- **Challenge**:
Reproduce every line of the material below, but drop the pictures.

- **Input for this task**:
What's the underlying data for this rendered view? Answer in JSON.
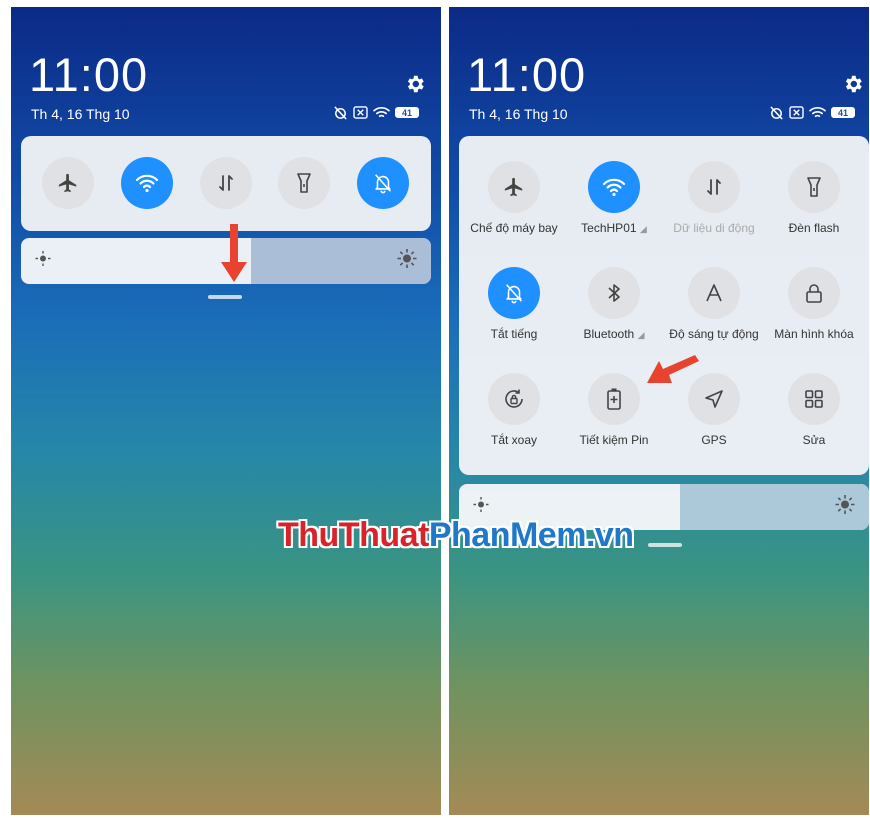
{
  "watermark": {
    "part1": "ThuThuat",
    "part2": "PhanMem",
    "part3": ".vn"
  },
  "left_screen": {
    "time": "11:00",
    "date": "Th 4, 16 Thg 10",
    "battery": "41",
    "toggles": [
      {
        "icon": "airplane-icon",
        "active": false
      },
      {
        "icon": "wifi-icon",
        "active": true
      },
      {
        "icon": "mobile-data-icon",
        "active": false
      },
      {
        "icon": "flashlight-icon",
        "active": false
      },
      {
        "icon": "silent-bell-icon",
        "active": true
      }
    ],
    "brightness_level": 0.56
  },
  "right_screen": {
    "time": "11:00",
    "date": "Th 4, 16 Thg 10",
    "battery": "41",
    "tiles": [
      {
        "label": "Chế độ máy bay",
        "icon": "airplane-icon",
        "active": false
      },
      {
        "label": "TechHP01",
        "icon": "wifi-icon",
        "active": true
      },
      {
        "label": "Dữ liệu di động",
        "icon": "mobile-data-icon",
        "active": false
      },
      {
        "label": "Đèn flash",
        "icon": "flashlight-icon",
        "active": false
      },
      {
        "label": "Tắt tiếng",
        "icon": "silent-bell-icon",
        "active": true
      },
      {
        "label": "Bluetooth",
        "icon": "bluetooth-icon",
        "active": false
      },
      {
        "label": "Độ sáng tự động",
        "icon": "auto-brightness-icon",
        "active": false
      },
      {
        "label": "Màn hình khóa",
        "icon": "lock-icon",
        "active": false
      },
      {
        "label": "Tắt xoay",
        "icon": "rotation-lock-icon",
        "active": false
      },
      {
        "label": "Tiết kiệm Pin",
        "icon": "battery-saver-icon",
        "active": false
      },
      {
        "label": "GPS",
        "icon": "gps-icon",
        "active": false
      },
      {
        "label": "Sửa",
        "icon": "edit-grid-icon",
        "active": false
      }
    ],
    "brightness_level": 0.54
  },
  "colors": {
    "accent": "#1e90ff",
    "annotation_arrow": "#e8432e"
  }
}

- **The solution**:
What's the underlying data for this rendered view? Answer in JSON.
{
  "watermark": {
    "part1": "ThuThuat",
    "part2": "PhanMem",
    "part3": ".vn"
  },
  "left_screen": {
    "time": "11:00",
    "date": "Th 4, 16 Thg 10",
    "battery": "41",
    "toggles": [
      {
        "icon": "airplane-icon",
        "active": false
      },
      {
        "icon": "wifi-icon",
        "active": true
      },
      {
        "icon": "mobile-data-icon",
        "active": false
      },
      {
        "icon": "flashlight-icon",
        "active": false
      },
      {
        "icon": "silent-bell-icon",
        "active": true
      }
    ],
    "brightness_level": 0.56
  },
  "right_screen": {
    "time": "11:00",
    "date": "Th 4, 16 Thg 10",
    "battery": "41",
    "tiles": [
      {
        "label": "Chế độ máy bay",
        "icon": "airplane-icon",
        "active": false
      },
      {
        "label": "TechHP01",
        "icon": "wifi-icon",
        "active": true
      },
      {
        "label": "Dữ liệu di động",
        "icon": "mobile-data-icon",
        "active": false
      },
      {
        "label": "Đèn flash",
        "icon": "flashlight-icon",
        "active": false
      },
      {
        "label": "Tắt tiếng",
        "icon": "silent-bell-icon",
        "active": true
      },
      {
        "label": "Bluetooth",
        "icon": "bluetooth-icon",
        "active": false
      },
      {
        "label": "Độ sáng tự động",
        "icon": "auto-brightness-icon",
        "active": false
      },
      {
        "label": "Màn hình khóa",
        "icon": "lock-icon",
        "active": false
      },
      {
        "label": "Tắt xoay",
        "icon": "rotation-lock-icon",
        "active": false
      },
      {
        "label": "Tiết kiệm Pin",
        "icon": "battery-saver-icon",
        "active": false
      },
      {
        "label": "GPS",
        "icon": "gps-icon",
        "active": false
      },
      {
        "label": "Sửa",
        "icon": "edit-grid-icon",
        "active": false
      }
    ],
    "brightness_level": 0.54
  },
  "colors": {
    "accent": "#1e90ff",
    "annotation_arrow": "#e8432e"
  }
}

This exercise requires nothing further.